= Text =

# 1939 Elgin Twin Bar 4 Star Bicycle in Omaha Ne.



## videoranger (Mar 27, 2014)

1939 Elgin Twin Bar 4 Star Bicycle http://omaha.craigslist.org/bik/4389487242.html
Looks nice as pictured. Any evaluations from those familiar with Elgins? His asking price went down from $1900 a few days ago.


----------



## bikedudeomaha (Mar 27, 2014)

*elgin omaha*

I just saw this one on cl. don't know the owner, thought I knew most of the bike people here in Omaha. would love to see it in person! I live about 1 mile from the map site.


----------



## dave the wave (Mar 27, 2014)

thats a good deal.


----------



## tanksalot (Mar 28, 2014)

dave the wave said:


> thats a good deal.




Thats a nice looking bike ..


----------



## Talewinds (Mar 28, 2014)

I'd actually buy that and then sell my Twin Bar project. I'll probably be $$$ over that by the time I'm finished.


----------



## RJWess (Mar 28, 2014)

Talewinds said:


> I'd actually buy that and then sell my Twin Bar project. I'll probably be $$$ over that by the time I'm finished.




Brian,  I could meet you half in K.C. for delivery. I am surprised the bike has lasted this long. I thought I priced right for a fast sale. If anyone has any questions about the bike give me a shout. Still rather not ship at this time.


----------



## Talewinds (Mar 28, 2014)

Hey man! Didn't know that one was yours. Let's talk....


----------



## rollfaster (Mar 29, 2014)

*There you go*



Talewinds said:


> I'd actually buy that and then sell my Twin Bar project. I'll probably be $$$ over that by the time I'm finished.




You sell yours, call me first. Rob.


----------

= Stated exercise A =
Summarize the thread in three sentences.
The thread above and the rows below come from unrelated sources.

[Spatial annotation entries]
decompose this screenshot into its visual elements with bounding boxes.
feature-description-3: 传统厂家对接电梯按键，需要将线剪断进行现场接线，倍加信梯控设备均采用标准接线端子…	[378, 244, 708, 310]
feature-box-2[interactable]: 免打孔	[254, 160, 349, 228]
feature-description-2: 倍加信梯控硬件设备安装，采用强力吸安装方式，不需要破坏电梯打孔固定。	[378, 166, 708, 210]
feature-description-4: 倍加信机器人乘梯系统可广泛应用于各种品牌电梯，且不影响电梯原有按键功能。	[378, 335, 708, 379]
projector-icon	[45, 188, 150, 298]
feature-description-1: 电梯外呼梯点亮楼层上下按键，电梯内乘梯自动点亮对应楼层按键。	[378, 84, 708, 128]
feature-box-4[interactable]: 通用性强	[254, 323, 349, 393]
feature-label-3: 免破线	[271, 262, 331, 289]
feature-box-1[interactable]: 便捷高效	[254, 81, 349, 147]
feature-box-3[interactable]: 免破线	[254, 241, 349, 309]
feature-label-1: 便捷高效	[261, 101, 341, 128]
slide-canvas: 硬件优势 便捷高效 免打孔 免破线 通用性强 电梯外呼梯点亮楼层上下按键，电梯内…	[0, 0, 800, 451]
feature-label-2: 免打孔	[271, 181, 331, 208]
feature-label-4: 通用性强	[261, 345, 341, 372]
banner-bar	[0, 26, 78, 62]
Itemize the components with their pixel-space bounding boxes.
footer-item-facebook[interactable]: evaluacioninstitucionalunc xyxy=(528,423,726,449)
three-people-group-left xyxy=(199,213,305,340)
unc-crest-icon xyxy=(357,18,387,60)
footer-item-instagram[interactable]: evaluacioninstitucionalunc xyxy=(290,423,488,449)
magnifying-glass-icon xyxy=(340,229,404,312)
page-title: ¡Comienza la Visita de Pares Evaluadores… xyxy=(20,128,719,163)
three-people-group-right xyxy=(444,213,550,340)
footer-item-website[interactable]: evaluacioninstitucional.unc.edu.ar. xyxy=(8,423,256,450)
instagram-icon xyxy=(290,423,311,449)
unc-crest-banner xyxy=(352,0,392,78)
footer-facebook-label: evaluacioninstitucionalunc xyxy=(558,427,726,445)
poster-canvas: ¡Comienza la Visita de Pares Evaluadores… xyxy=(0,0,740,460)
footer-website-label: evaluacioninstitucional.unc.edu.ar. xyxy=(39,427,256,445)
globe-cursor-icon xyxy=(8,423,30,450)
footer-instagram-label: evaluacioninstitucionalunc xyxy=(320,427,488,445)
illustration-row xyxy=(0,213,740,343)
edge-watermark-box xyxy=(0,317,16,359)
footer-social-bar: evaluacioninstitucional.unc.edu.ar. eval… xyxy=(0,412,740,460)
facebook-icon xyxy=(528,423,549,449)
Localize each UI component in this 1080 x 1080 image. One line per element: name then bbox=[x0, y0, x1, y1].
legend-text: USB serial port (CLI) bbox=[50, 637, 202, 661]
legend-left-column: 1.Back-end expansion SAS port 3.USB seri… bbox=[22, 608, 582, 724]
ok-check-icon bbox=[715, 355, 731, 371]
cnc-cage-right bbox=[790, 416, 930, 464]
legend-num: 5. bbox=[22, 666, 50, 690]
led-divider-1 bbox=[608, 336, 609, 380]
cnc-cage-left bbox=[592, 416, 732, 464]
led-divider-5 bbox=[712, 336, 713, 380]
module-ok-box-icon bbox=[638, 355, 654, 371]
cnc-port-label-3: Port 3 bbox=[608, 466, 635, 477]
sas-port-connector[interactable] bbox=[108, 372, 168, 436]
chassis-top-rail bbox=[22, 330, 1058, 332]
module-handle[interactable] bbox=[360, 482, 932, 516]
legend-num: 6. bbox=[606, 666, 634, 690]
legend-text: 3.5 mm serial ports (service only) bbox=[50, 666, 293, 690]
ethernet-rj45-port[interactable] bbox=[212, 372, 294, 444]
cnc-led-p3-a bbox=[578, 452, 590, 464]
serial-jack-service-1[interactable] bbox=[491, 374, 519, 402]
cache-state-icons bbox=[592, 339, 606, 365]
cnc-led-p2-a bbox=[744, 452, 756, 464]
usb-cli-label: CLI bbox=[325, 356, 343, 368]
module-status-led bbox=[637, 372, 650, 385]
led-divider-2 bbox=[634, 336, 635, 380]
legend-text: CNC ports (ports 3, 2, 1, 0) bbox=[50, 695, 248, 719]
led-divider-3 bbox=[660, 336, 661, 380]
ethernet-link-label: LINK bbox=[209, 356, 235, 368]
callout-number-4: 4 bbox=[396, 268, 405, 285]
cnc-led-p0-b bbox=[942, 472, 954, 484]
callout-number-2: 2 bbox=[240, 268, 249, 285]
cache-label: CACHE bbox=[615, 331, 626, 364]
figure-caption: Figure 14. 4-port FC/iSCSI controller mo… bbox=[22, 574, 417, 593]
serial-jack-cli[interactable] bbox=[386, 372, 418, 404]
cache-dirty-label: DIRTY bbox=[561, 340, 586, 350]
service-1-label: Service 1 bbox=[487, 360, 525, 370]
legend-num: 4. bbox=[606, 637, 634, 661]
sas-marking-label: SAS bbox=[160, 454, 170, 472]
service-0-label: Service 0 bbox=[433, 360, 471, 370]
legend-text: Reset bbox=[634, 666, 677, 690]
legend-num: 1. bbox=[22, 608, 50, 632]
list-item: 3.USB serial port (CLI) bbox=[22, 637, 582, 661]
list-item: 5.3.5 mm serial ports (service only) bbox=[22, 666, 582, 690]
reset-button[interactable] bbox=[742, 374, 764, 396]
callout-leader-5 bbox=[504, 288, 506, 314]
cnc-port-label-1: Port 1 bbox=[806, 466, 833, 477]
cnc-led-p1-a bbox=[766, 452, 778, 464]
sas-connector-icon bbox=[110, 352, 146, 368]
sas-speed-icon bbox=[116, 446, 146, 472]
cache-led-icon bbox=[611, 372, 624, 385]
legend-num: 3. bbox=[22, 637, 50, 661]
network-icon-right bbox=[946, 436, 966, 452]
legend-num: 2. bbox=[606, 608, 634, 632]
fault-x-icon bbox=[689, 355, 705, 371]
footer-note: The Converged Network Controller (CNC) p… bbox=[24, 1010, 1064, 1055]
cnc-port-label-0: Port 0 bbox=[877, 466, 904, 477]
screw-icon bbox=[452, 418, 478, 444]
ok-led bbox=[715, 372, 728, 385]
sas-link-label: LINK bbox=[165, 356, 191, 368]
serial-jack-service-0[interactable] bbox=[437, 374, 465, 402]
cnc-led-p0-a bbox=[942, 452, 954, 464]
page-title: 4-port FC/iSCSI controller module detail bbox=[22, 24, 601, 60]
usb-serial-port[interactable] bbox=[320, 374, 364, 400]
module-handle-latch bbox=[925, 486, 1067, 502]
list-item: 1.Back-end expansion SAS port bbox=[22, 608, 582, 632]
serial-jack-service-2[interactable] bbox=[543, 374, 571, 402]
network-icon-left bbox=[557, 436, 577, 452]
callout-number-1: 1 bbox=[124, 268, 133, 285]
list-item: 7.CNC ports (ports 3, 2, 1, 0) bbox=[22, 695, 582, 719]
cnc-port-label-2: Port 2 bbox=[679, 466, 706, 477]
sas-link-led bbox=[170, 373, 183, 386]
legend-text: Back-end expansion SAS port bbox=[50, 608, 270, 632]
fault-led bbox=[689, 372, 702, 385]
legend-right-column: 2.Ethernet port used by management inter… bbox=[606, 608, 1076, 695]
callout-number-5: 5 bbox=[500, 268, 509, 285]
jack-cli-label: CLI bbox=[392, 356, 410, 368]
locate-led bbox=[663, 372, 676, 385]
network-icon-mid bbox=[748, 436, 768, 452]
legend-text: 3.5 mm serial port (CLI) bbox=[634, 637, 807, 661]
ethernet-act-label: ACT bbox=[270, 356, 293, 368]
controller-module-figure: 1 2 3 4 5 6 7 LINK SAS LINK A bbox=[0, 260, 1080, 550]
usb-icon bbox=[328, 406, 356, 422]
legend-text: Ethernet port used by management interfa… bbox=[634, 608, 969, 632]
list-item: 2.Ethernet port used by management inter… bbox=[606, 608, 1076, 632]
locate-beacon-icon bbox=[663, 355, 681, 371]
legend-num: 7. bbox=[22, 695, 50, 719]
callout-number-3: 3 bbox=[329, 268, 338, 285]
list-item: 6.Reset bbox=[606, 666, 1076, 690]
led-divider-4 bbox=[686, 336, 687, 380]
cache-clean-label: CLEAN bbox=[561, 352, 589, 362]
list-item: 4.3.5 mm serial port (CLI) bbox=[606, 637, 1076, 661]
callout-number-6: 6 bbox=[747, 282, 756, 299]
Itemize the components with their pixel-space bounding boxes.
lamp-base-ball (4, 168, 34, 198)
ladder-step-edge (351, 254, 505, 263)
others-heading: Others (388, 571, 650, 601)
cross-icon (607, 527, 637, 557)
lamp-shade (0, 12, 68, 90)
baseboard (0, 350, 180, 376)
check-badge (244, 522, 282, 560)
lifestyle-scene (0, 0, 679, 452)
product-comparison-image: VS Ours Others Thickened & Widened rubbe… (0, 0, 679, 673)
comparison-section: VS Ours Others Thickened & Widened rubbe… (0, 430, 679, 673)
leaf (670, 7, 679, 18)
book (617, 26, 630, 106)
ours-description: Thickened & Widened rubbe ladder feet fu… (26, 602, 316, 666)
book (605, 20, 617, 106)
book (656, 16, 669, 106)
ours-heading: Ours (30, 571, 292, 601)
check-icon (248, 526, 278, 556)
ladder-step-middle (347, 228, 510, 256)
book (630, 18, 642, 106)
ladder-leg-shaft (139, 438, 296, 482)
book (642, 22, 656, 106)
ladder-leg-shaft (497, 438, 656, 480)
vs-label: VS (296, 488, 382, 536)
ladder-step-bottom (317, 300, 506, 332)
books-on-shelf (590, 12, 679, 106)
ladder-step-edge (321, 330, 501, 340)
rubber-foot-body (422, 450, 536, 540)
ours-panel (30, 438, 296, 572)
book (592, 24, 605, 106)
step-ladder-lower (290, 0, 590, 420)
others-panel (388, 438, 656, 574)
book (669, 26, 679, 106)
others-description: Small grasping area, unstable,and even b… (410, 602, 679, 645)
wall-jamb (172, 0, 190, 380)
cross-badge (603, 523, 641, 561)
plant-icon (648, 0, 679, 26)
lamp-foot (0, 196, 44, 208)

= Stated exercise B =
Recast the rows, from the first one through the line that contains "instagram-icon xyxy=(290,423,311,449)", as a numbered list, leaving out any blank lines.

= Full solution A =
videoranger posted a Craigslist listing for a 1939 Elgin Twin Bar 4 Star bicycle in Omaha, noted that the asking price had dropped from $1900, and asked for evaluations. Other members called the bike nice-looking and a good deal, and Talewinds said they would buy it and then sell their own Twin Bar project. RJWess, whose bike it was, offered to meet Talewinds halfway in K.C. for delivery and preferred not to ship.

= Full solution B =
1. decompose this screenshot into its visual elements with bounding boxes.
2. feature-description-3: 传统厂家对接电梯按键，需要将线剪断进行现场接线，倍加信梯控设备均采用标准接线端子…	[378, 244, 708, 310]
3. feature-box-2[interactable]: 免打孔	[254, 160, 349, 228]
4. feature-description-2: 倍加信梯控硬件设备安装，采用强力吸安装方式，不需要破坏电梯打孔固定。	[378, 166, 708, 210]
5. feature-description-4: 倍加信机器人乘梯系统可广泛应用于各种品牌电梯，且不影响电梯原有按键功能。	[378, 335, 708, 379]
6. projector-icon	[45, 188, 150, 298]
7. feature-description-1: 电梯外呼梯点亮楼层上下按键，电梯内乘梯自动点亮对应楼层按键。	[378, 84, 708, 128]
8. feature-box-4[interactable]: 通用性强	[254, 323, 349, 393]
9. feature-label-3: 免破线	[271, 262, 331, 289]
10. feature-box-1[interactable]: 便捷高效	[254, 81, 349, 147]
11. feature-box-3[interactable]: 免破线	[254, 241, 349, 309]
12. feature-label-1: 便捷高效	[261, 101, 341, 128]
13. slide-canvas: 硬件优势 便捷高效 免打孔 免破线 通用性强 电梯外呼梯点亮楼层上下按键，电梯内…	[0, 0, 800, 451]
14. feature-label-2: 免打孔	[271, 181, 331, 208]
15. feature-label-4: 通用性强	[261, 345, 341, 372]
16. banner-bar	[0, 26, 78, 62]
17. Itemize the components with their pixel-space bounding boxes.
18. footer-item-facebook[interactable]: evaluacioninstitucionalunc xyxy=(528,423,726,449)
19. three-people-group-left xyxy=(199,213,305,340)
20. unc-crest-icon xyxy=(357,18,387,60)
21. footer-item-instagram[interactable]: evaluacioninstitucionalunc xyxy=(290,423,488,449)
22. magnifying-glass-icon xyxy=(340,229,404,312)
23. page-title: ¡Comienza la Visita de Pares Evaluadores… xyxy=(20,128,719,163)
24. three-people-group-right xyxy=(444,213,550,340)
25. footer-item-website[interactable]: evaluacioninstitucional.unc.edu.ar. xyxy=(8,423,256,450)
26. instagram-icon xyxy=(290,423,311,449)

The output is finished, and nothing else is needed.